• **YOUR TASK**: Separate out the lines that hold "研修总结范文".

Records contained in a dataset

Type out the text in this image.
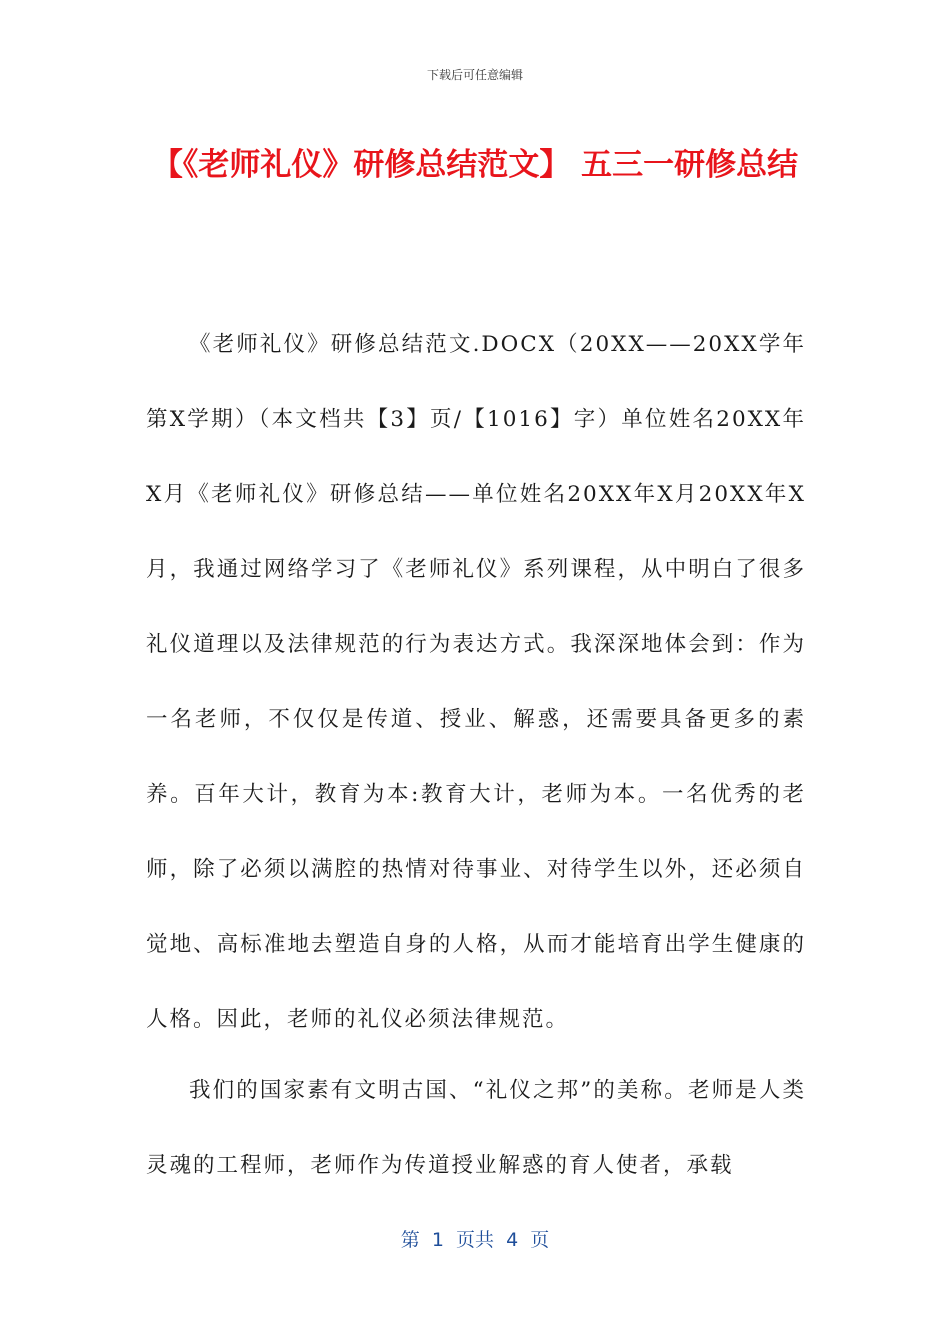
下载后可任意编辑
【《老师礼仪》研修总结范文】 五三一研修总结

《老师礼仪》研修总结范文.DOCX（20XX——20XX学年第X学期）（本文档共【3】页/【1016】字）单位姓名20XX年X月《老师礼仪》研修总结——单位姓名20XX年X月20XX年X月，我通过网络学习了《老师礼仪》系列课程，从中明白了很多礼仪道理以及法律规范的行为表达方式。我深深地体会到：作为一名老师，不仅仅是传道、授业、解惑，还需要具备更多的素养。百年大计，教育为本:教育大计，老师为本。一名优秀的老师，除了必须以满腔的热情对待事业、对待学生以外，还必须自觉地、高标准地去塑造自身的人格，从而才能培育出学生健康的人格。因此，老师的礼仪必须法律规范。

我们的国家素有文明古国、“礼仪之邦”的美称。老师是人类灵魂的工程师，老师作为传道授业解惑的育人使者，承载

第  1  页共  4  页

• **SOLUTION BELOW**:
【《老师礼仪》研修总结范文】 五三一研修总结
《老师礼仪》研修总结范文.DOCX（20XX——20XX学年第X学期）（本文档共【3】页/【1016】字）单位姓名20XX年X月《老师礼仪》研修总结——单位姓名20XX年X月20XX年X月，我通过网络学习了《老师礼仪》系列课程，从中明白了很多礼仪道理以及法律规范的行为表达方式。我深深地体会到：作为一名老师，不仅仅是传道、授业、解惑，还需要具备更多的素养。百年大计，教育为本:教育大计，老师为本。一名优秀的老师，除了必须以满腔的热情对待事业、对待学生以外，还必须自觉地、高标准地去塑造自身的人格，从而才能培育出学生健康的人格。因此，老师的礼仪必须法律规范。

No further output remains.